Requirements => Reproduce the material in full, exactly as written.

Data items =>
● ● ● ●

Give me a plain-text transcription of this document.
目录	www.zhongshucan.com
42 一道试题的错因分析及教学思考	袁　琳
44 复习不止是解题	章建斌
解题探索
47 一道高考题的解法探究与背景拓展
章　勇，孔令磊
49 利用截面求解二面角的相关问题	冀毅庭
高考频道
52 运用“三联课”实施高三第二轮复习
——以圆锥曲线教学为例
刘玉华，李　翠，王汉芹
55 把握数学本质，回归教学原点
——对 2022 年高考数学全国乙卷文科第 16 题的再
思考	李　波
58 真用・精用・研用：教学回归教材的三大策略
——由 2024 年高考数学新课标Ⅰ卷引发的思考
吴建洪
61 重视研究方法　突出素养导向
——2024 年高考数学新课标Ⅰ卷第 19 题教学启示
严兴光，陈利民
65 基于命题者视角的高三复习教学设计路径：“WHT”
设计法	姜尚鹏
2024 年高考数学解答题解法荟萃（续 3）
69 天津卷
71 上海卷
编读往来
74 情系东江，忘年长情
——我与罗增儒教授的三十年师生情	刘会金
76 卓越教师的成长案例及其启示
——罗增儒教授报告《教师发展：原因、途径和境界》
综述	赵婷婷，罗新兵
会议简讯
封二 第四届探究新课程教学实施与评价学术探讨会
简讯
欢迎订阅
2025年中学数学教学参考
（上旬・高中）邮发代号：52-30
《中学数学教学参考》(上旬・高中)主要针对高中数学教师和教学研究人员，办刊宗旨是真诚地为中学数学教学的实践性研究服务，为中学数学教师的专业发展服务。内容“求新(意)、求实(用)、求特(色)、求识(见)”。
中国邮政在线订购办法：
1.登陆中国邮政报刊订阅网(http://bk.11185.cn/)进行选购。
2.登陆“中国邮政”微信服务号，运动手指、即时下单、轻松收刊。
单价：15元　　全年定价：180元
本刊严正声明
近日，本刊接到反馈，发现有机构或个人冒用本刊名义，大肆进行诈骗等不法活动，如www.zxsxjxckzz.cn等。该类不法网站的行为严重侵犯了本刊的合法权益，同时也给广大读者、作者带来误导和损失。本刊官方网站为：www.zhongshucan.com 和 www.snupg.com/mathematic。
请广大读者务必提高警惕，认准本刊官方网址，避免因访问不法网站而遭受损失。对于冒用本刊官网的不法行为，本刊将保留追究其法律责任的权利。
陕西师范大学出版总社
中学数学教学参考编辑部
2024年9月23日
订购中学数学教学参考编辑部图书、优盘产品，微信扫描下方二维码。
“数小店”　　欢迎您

● ● ● ●

Reply =>
Give me a plain-text transcription of this document.
目录	www.zhongshucan.com
42 一道试题的错因分析及教学思考	袁　琳
44 复习不止是解题	章建斌
解题探索
47 一道高考题的解法探究与背景拓展
章　勇，孔令磊
49 利用截面求解二面角的相关问题	冀毅庭
高考频道
52 运用“三联课”实施高三第二轮复习
——以圆锥曲线教学为例
刘玉华，李　翠，王汉芹
55 把握数学本质，回归教学原点
——对 2022 年高考数学全国乙卷文科第 16 题的再
思考	李　波
58 真用・精用・研用：教学回归教材的三大策略
——由 2024 年高考数学新课标Ⅰ卷引发的思考
吴建洪
61 重视研究方法　突出素养导向
——2024 年高考数学新课标Ⅰ卷第 19 题教学启示
严兴光，陈利民
65 基于命题者视角的高三复习教学设计路径：“WHT”
设计法	姜尚鹏
2024 年高考数学解答题解法荟萃（续 3）
69 天津卷
71 上海卷
编读往来
74 情系东江，忘年长情
——我与罗增儒教授的三十年师生情	刘会金
76 卓越教师的成长案例及其启示
——罗增儒教授报告《教师发展：原因、途径和境界》
综述	赵婷婷，罗新兵
会议简讯
封二 第四届探究新课程教学实施与评价学术探讨会
简讯
欢迎订阅
2025年中学数学教学参考
（上旬・高中）邮发代号：52-30
《中学数学教学参考》(上旬・高中)主要针对高中数学教师和教学研究人员，办刊宗旨是真诚地为中学数学教学的实践性研究服务，为中学数学教师的专业发展服务。内容“求新(意)、求实(用)、求特(色)、求识(见)”。
中国邮政在线订购办法：
1.登陆中国邮政报刊订阅网(http://bk.11185.cn/)进行选购。
2.登陆“中国邮政”微信服务号，运动手指、即时下单、轻松收刊。
单价：15元　　全年定价：180元
本刊严正声明
近日，本刊接到反馈，发现有机构或个人冒用本刊名义，大肆进行诈骗等不法活动，如www.zxsxjxckzz.cn等。该类不法网站的行为严重侵犯了本刊的合法权益，同时也给广大读者、作者带来误导和损失。本刊官方网站为：www.zhongshucan.com 和 www.snupg.com/mathematic。
请广大读者务必提高警惕，认准本刊官方网址，避免因访问不法网站而遭受损失。对于冒用本刊官网的不法行为，本刊将保留追究其法律责任的权利。
陕西师范大学出版总社
中学数学教学参考编辑部
2024年9月23日
订购中学数学教学参考编辑部图书、优盘产品，微信扫描下方二维码。
“数小店”　　欢迎您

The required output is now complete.